--- begin ---
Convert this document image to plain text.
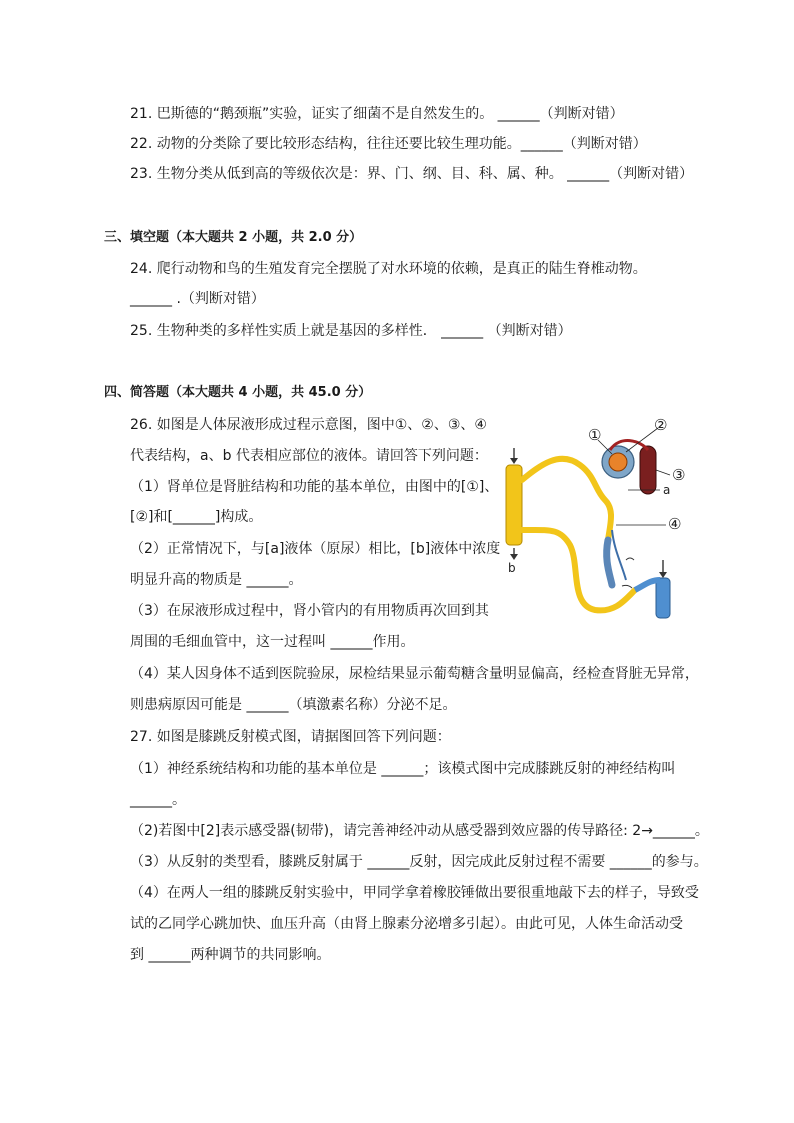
21. 巴斯德的“鹅颈瓶”实验，证实了细菌不是自然发生的。 ______（判断对错）
22. 动物的分类除了要比较形态结构，往往还要比较生理功能。______（判断对错）
23. 生物分类从低到高的等级依次是：界、门、纲、目、科、属、种。 ______（判断对错）
三、填空题（本大题共 2 小题，共 2.0 分）
24. 爬行动物和鸟的生殖发育完全摆脱了对水环境的依赖，是真正的陆生脊椎动物。
______ .（判断对错）
25. 生物种类的多样性实质上就是基因的多样性． ______ （判断对错）
四、简答题（本大题共 4 小题，共 45.0 分）
26. 如图是人体尿液形成过程示意图，图中①、②、③、④
代表结构，a、b 代表相应部位的液体。请回答下列问题：
（1）肾单位是肾脏结构和功能的基本单位，由图中的[①]、
[②]和[______]构成。
（2）正常情况下，与[a]液体（原尿）相比，[b]液体中浓度
明显升高的物质是 ______。
（3）在尿液形成过程中，肾小管内的有用物质再次回到其
周围的毛细血管中，这一过程叫 ______作用。
（4）某人因身体不适到医院验尿，尿检结果显示葡萄糖含量明显偏高，经检查肾脏无异常，
则患病原因可能是 ______（填激素名称）分泌不足。
27. 如图是膝跳反射模式图，请据图回答下列问题：
（1）神经系统结构和功能的基本单位是 ______；该模式图中完成膝跳反射的神经结构叫
______。
（2)若图中[2]表示感受器(韧带)，请完善神经冲动从感受器到效应器的传导路径: 2→______。
（3）从反射的类型看，膝跳反射属于 ______反射，因完成此反射过程不需要 ______的参与。
（4）在两人一组的膝跳反射实验中，甲同学拿着橡胶锤做出要很重地敲下去的样子，导致受
试的乙同学心跳加快、血压升高（由肾上腺素分泌增多引起）。由此可见，人体生命活动受
到 ______两种调节的共同影响。
①
②
③
a
④
b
--- end ---
> [Work to complete] Pictures are excluded; copy all other data exactly as shown.

> [Task solution]
Convert this document image to plain text.
21. 巴斯德的“鹅颈瓶”实验，证实了细菌不是自然发生的。 ______（判断对错）
22. 动物的分类除了要比较形态结构，往往还要比较生理功能。______（判断对错）
23. 生物分类从低到高的等级依次是：界、门、纲、目、科、属、种。 ______（判断对错）
三、填空题（本大题共 2 小题，共 2.0 分）
24. 爬行动物和鸟的生殖发育完全摆脱了对水环境的依赖，是真正的陆生脊椎动物。
______ .（判断对错）
25. 生物种类的多样性实质上就是基因的多样性． ______ （判断对错）
四、简答题（本大题共 4 小题，共 45.0 分）
26. 如图是人体尿液形成过程示意图，图中①、②、③、④
代表结构，a、b 代表相应部位的液体。请回答下列问题：
（1）肾单位是肾脏结构和功能的基本单位，由图中的[①]、
[②]和[______]构成。
（2）正常情况下，与[a]液体（原尿）相比，[b]液体中浓度
明显升高的物质是 ______。
（3）在尿液形成过程中，肾小管内的有用物质再次回到其
周围的毛细血管中，这一过程叫 ______作用。
（4）某人因身体不适到医院验尿，尿检结果显示葡萄糖含量明显偏高，经检查肾脏无异常，
则患病原因可能是 ______（填激素名称）分泌不足。
27. 如图是膝跳反射模式图，请据图回答下列问题：
（1）神经系统结构和功能的基本单位是 ______；该模式图中完成膝跳反射的神经结构叫
______。
（2)若图中[2]表示感受器(韧带)，请完善神经冲动从感受器到效应器的传导路径: 2→______。
（3）从反射的类型看，膝跳反射属于 ______反射，因完成此反射过程不需要 ______的参与。
（4）在两人一组的膝跳反射实验中，甲同学拿着橡胶锤做出要很重地敲下去的样子，导致受
试的乙同学心跳加快、血压升高（由肾上腺素分泌增多引起）。由此可见，人体生命活动受
到 ______两种调节的共同影响。
①
②
③
a
④
b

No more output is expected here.